Given request ▸
Reproduce every entry that follows word for word, but omit the images.

Dataset content ▸
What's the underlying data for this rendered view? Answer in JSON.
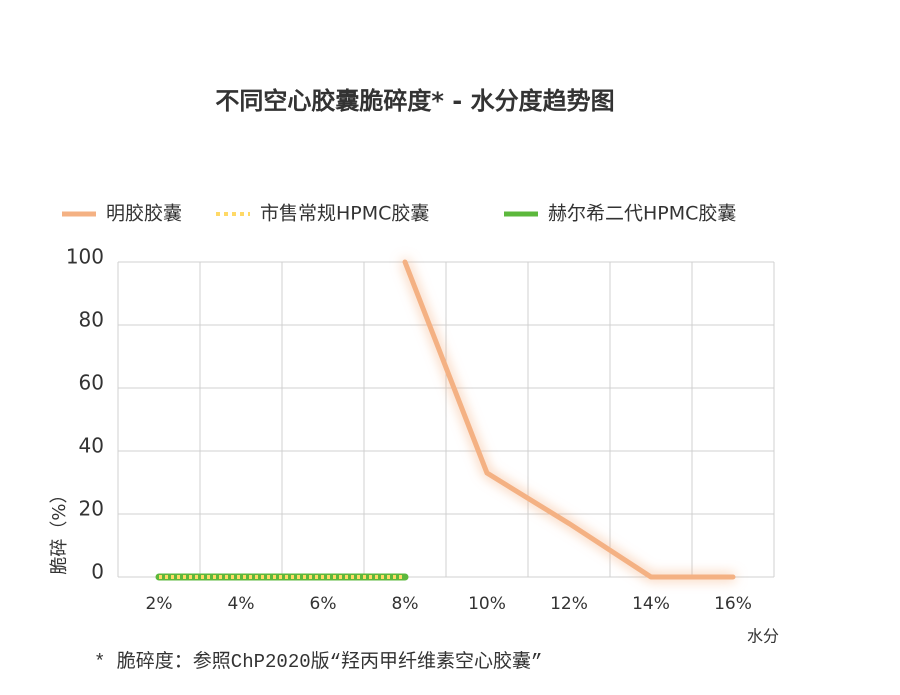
{
  "chart_data": {
    "type": "line",
    "title": "不同空心胶囊脆碎度* - 水分度趋势图",
    "y_label": "脆碎（%）",
    "x_label": "水分",
    "footnote": "* 脆碎度：参照ChP2020版“羟丙甲纤维素空心胶囊”",
    "categories": [
      "2%",
      "4%",
      "6%",
      "8%",
      "10%",
      "12%",
      "14%",
      "16%"
    ],
    "series": [
      {
        "name": "明胶胶囊",
        "color": "#f4b183",
        "values": [
          null,
          null,
          null,
          100,
          33,
          17,
          0,
          0
        ]
      },
      {
        "name": "市售常规HPMC胶囊",
        "color": "#ffd966",
        "values": [
          0,
          0,
          0,
          0,
          null,
          null,
          null,
          null
        ]
      },
      {
        "name": "赫尔希二代HPMC胶囊",
        "color": "#5cb83c",
        "values": [
          0,
          0,
          0,
          0,
          null,
          null,
          null,
          null
        ]
      }
    ],
    "ylim": [
      0,
      100
    ],
    "yticks": [
      0,
      20,
      40,
      60,
      80,
      100
    ],
    "grid": true
  }
}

Task output ▸
What's the underlying data for this rendered view? Answer in JSON.
{
  "chart_data": {
    "type": "line",
    "title": "不同空心胶囊脆碎度* - 水分度趋势图",
    "y_label": "脆碎（%）",
    "x_label": "水分",
    "footnote": "* 脆碎度：参照ChP2020版“羟丙甲纤维素空心胶囊”",
    "categories": [
      "2%",
      "4%",
      "6%",
      "8%",
      "10%",
      "12%",
      "14%",
      "16%"
    ],
    "series": [
      {
        "name": "明胶胶囊",
        "color": "#f4b183",
        "values": [
          null,
          null,
          null,
          100,
          33,
          17,
          0,
          0
        ]
      },
      {
        "name": "市售常规HPMC胶囊",
        "color": "#ffd966",
        "values": [
          0,
          0,
          0,
          0,
          null,
          null,
          null,
          null
        ]
      },
      {
        "name": "赫尔希二代HPMC胶囊",
        "color": "#5cb83c",
        "values": [
          0,
          0,
          0,
          0,
          null,
          null,
          null,
          null
        ]
      }
    ],
    "ylim": [
      0,
      100
    ],
    "yticks": [
      0,
      20,
      40,
      60,
      80,
      100
    ],
    "grid": true
  }
}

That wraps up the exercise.